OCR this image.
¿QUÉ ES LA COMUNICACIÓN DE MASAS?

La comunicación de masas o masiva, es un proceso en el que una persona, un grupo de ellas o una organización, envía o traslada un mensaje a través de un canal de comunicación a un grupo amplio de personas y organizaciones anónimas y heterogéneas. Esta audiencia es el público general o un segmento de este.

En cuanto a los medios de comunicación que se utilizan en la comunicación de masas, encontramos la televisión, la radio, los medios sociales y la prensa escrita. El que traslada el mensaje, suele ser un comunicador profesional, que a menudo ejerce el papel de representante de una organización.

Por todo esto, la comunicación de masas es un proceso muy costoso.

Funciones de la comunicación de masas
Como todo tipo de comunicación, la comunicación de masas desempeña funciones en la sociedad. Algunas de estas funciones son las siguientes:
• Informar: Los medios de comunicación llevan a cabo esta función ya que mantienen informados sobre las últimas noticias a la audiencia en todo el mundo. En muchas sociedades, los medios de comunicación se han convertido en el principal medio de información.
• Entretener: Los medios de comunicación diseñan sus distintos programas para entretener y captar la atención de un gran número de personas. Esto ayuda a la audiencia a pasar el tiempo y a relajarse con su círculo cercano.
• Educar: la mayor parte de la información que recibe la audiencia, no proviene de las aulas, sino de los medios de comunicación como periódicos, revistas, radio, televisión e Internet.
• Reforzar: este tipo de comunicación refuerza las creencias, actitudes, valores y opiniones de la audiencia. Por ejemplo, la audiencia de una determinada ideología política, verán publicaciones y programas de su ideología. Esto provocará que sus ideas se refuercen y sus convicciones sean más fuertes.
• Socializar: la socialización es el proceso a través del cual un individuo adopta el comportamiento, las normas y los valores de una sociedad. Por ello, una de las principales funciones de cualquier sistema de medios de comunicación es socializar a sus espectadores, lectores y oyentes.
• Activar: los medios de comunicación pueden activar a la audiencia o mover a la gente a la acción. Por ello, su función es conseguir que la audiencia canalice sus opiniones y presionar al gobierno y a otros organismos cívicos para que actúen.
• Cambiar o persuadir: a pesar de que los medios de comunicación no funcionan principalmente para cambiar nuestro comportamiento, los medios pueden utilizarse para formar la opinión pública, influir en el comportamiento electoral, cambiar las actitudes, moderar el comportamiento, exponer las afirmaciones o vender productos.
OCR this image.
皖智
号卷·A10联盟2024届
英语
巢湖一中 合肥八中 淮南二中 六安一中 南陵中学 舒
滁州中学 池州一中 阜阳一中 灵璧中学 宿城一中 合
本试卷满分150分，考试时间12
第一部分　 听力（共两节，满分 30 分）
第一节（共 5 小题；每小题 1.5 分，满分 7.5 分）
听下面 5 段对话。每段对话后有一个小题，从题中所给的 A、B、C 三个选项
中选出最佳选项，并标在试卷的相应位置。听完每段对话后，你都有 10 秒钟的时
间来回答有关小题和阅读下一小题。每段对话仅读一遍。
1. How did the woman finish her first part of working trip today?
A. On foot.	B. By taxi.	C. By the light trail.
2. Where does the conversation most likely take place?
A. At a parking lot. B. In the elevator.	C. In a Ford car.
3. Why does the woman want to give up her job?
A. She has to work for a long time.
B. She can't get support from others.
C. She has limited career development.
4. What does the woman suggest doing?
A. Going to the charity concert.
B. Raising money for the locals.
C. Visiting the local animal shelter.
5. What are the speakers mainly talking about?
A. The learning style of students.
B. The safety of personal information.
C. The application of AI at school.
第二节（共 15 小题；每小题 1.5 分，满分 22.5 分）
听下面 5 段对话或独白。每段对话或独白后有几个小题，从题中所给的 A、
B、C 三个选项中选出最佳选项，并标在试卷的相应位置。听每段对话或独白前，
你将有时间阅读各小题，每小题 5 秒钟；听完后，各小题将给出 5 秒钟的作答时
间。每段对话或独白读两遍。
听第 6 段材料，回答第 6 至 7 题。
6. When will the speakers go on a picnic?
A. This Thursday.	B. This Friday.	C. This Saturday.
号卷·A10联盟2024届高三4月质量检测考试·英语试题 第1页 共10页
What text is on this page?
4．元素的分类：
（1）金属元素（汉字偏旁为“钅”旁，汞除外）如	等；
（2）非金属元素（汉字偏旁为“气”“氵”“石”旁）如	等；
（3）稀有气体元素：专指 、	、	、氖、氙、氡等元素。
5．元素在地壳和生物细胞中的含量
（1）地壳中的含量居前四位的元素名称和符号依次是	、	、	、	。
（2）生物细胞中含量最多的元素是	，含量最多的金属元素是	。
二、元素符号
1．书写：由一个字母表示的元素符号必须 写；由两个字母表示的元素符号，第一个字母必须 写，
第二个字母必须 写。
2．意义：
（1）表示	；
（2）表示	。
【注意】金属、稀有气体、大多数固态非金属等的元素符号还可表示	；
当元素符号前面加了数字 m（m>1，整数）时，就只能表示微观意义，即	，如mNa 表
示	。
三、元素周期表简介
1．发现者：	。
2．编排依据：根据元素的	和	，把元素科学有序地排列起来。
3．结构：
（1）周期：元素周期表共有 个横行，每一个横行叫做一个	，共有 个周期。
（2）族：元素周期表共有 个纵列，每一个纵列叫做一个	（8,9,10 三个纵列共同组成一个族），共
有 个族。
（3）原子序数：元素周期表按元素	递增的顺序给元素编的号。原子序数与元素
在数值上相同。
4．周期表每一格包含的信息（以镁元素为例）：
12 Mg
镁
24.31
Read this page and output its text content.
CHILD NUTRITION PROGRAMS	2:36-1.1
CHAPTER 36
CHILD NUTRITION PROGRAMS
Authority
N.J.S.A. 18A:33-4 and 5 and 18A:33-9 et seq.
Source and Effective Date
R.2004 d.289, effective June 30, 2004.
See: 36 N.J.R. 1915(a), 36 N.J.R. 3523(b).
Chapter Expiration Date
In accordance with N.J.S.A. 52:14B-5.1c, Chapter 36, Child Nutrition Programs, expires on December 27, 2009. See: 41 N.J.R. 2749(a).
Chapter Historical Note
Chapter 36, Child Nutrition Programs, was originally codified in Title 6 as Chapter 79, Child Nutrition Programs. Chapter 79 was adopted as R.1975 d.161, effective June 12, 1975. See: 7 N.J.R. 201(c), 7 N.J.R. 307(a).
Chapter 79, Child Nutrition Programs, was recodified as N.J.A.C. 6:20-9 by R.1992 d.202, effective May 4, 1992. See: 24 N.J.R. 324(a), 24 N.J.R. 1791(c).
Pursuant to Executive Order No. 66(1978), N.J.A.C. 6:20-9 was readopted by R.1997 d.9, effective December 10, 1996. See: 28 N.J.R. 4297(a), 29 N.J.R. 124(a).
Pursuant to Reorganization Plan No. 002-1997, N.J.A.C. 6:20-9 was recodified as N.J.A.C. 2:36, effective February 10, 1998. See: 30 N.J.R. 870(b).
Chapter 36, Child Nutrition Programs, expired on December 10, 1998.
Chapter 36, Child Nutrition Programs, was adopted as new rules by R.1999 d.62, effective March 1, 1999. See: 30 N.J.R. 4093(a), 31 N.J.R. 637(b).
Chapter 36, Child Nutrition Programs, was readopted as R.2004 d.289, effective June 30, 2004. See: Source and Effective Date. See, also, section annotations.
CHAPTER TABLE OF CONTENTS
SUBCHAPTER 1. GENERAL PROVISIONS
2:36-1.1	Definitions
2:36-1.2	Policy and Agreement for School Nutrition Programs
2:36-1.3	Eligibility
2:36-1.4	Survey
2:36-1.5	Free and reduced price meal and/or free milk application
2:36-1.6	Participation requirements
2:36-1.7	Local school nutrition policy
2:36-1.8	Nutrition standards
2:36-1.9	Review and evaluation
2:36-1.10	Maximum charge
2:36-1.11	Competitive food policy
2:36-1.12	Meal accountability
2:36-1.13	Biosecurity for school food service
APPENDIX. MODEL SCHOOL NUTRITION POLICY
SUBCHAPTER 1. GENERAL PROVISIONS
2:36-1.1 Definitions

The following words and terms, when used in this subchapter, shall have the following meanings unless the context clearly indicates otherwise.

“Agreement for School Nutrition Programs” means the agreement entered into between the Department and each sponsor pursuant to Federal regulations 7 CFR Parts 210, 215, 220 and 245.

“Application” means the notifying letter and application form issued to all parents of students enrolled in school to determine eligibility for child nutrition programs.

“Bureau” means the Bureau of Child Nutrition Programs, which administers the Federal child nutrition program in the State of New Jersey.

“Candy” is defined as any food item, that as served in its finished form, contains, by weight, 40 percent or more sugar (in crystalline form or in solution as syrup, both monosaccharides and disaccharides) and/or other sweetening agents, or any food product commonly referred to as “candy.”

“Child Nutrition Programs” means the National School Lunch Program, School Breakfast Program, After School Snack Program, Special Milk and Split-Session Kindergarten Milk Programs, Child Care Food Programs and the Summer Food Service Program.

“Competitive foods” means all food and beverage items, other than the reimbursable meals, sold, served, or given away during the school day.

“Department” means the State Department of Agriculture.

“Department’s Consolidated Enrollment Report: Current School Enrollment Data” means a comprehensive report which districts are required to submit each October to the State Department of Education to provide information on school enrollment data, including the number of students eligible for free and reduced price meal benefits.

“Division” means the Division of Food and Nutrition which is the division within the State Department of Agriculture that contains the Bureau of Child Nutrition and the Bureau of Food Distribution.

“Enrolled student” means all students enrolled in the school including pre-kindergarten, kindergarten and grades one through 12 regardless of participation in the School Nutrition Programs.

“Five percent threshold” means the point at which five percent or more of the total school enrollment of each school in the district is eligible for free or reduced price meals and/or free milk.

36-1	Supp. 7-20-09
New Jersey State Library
____________
_Written problem:_
Return from the data every line that holds "page".

_Correct response:_
What text is on this page?
Read this page and output its text content.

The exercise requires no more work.